=== What you have to do ===
Identify and pull out each line of the entries in which "About" occurs.

..............................

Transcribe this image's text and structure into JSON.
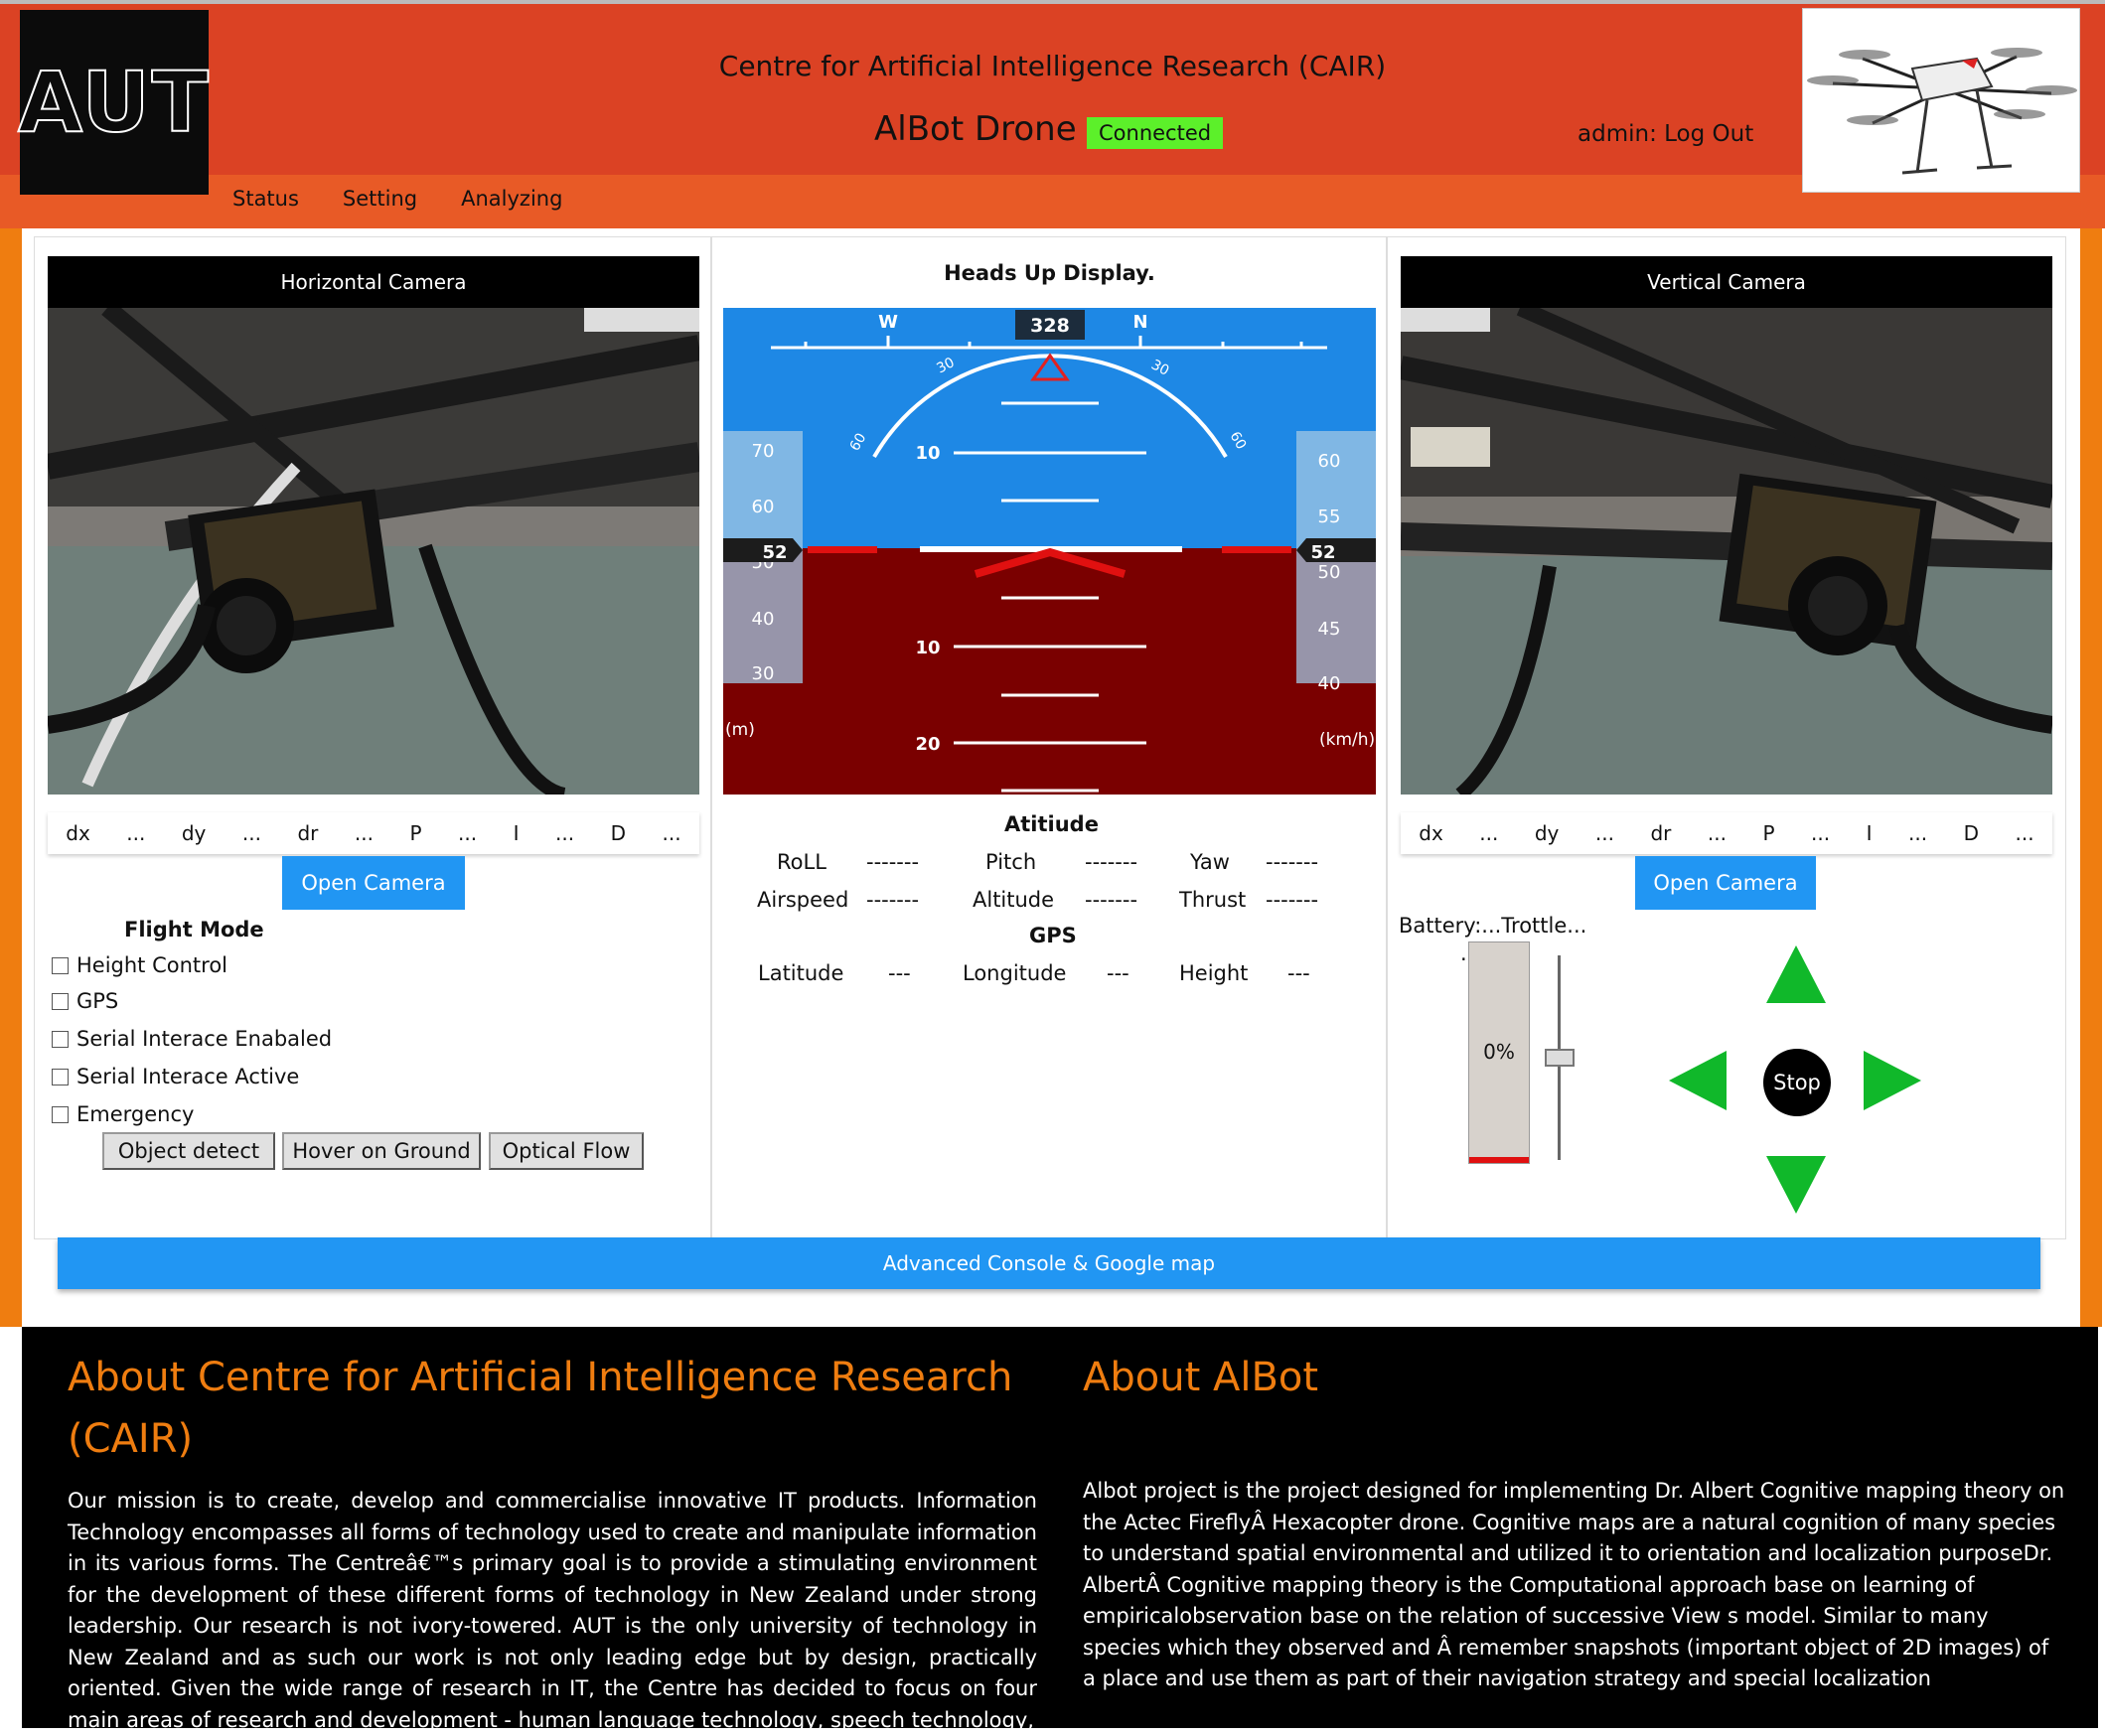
{
  "header": {
    "logo_text": "AUT",
    "org_title": "Centre for Artificial Intelligence Research (CAIR)",
    "app_title": "AlBot Drone",
    "connection_status": "Connected",
    "user_label": "admin: Log Out"
  },
  "nav": {
    "items": [
      "Status",
      "Setting",
      "Analyzing"
    ]
  },
  "left_camera": {
    "title": "Horizontal Camera",
    "pid": [
      "dx",
      "...",
      "dy",
      "...",
      "dr",
      "...",
      "P",
      "...",
      "I",
      "...",
      "D",
      "..."
    ],
    "open_button": "Open Camera"
  },
  "right_camera": {
    "title": "Vertical Camera",
    "pid": [
      "dx",
      "...",
      "dy",
      "...",
      "dr",
      "...",
      "P",
      "...",
      "I",
      "...",
      "D",
      "..."
    ],
    "open_button": "Open Camera"
  },
  "flight_mode": {
    "title": "Flight Mode",
    "options": [
      "Height Control",
      "GPS",
      "Serial Interace Enabaled",
      "Serial Interace Active",
      "Emergency"
    ],
    "buttons": [
      "Object detect",
      "Hover on Ground",
      "Optical Flow"
    ]
  },
  "hud": {
    "title": "Heads Up Display.",
    "heading": "328",
    "compass_letters": [
      "W",
      "N"
    ],
    "bank_labels": [
      "30",
      "30",
      "60",
      "60"
    ],
    "pitch_labels": [
      "10",
      "10",
      "20"
    ],
    "altitude_ticks": [
      "70",
      "60",
      "50",
      "40",
      "30"
    ],
    "altitude_value": "52",
    "altitude_unit": "(m)",
    "speed_ticks": [
      "60",
      "55",
      "50",
      "45",
      "40"
    ],
    "speed_value": "52",
    "speed_unit": "(km/h)"
  },
  "telemetry": {
    "attitude_title": "Atitiude",
    "row1": [
      "RoLL",
      "-------",
      "Pitch",
      "-------",
      "Yaw",
      "-------"
    ],
    "row2": [
      "Airspeed",
      "-------",
      "Altitude",
      "-------",
      "Thrust",
      "-------"
    ],
    "gps_title": "GPS",
    "row3": [
      "Latitude",
      "---",
      "Longitude",
      "---",
      "Height",
      "---"
    ]
  },
  "controls": {
    "battery_label": "Battery:...Trottle...",
    "battery_dot": ".",
    "battery_percent": "0%",
    "battery_level": 0,
    "stop_label": "Stop"
  },
  "advanced_button": "Advanced Console & Google map",
  "footer": {
    "cair_heading": "About Centre for Artificial Intelligence Research (CAIR)",
    "cair_text": "Our mission is to create, develop and commercialise innovative IT products. Information Technology encompasses all forms of technology used to create and manipulate information in its various forms. The Centreâ€™s primary goal is to provide a stimulating environment for the development of these different forms of technology in New Zealand under strong leadership. Our research is not ivory-towered. AUT is the only university of technology in New Zealand and as such our work is not only leading edge but by design, practically oriented. Given the wide range of research in IT, the Centre has decided to focus on four main areas of research and development - human language technology, speech technology,",
    "albot_heading": "About AlBot",
    "albot_text": "Albot project is the project designed for implementing Dr. Albert Cognitive mapping theory on the Actec FireflyÂ  Hexacopter drone. Cognitive maps are a natural cognition of many species to understand spatial environmental and utilized it to orientation and localization purposeDr. AlbertÂ  Cognitive mapping theory is the Computational approach base on learning of empiricalobservation base on the relation of successive View s model. Similar to many species which they observed and Â remember snapshots (important object of 2D images) of a place and use them as part of their navigation strategy and special localization"
  },
  "colors": {
    "header_red": "#db4224",
    "nav_orange": "#e85a26",
    "accent_orange": "#ef7d10",
    "button_blue": "#2196f3",
    "connected_green": "#5cf02a",
    "hud_sky": "#1e88e5",
    "hud_ground": "#7a0000",
    "arrow_green": "#10b82a"
  }
}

..............................

=== Reply to the task ===
    "cair_heading": "About Centre for Artificial Intelligence Research (CAIR)",
    "albot_heading": "About AlBot",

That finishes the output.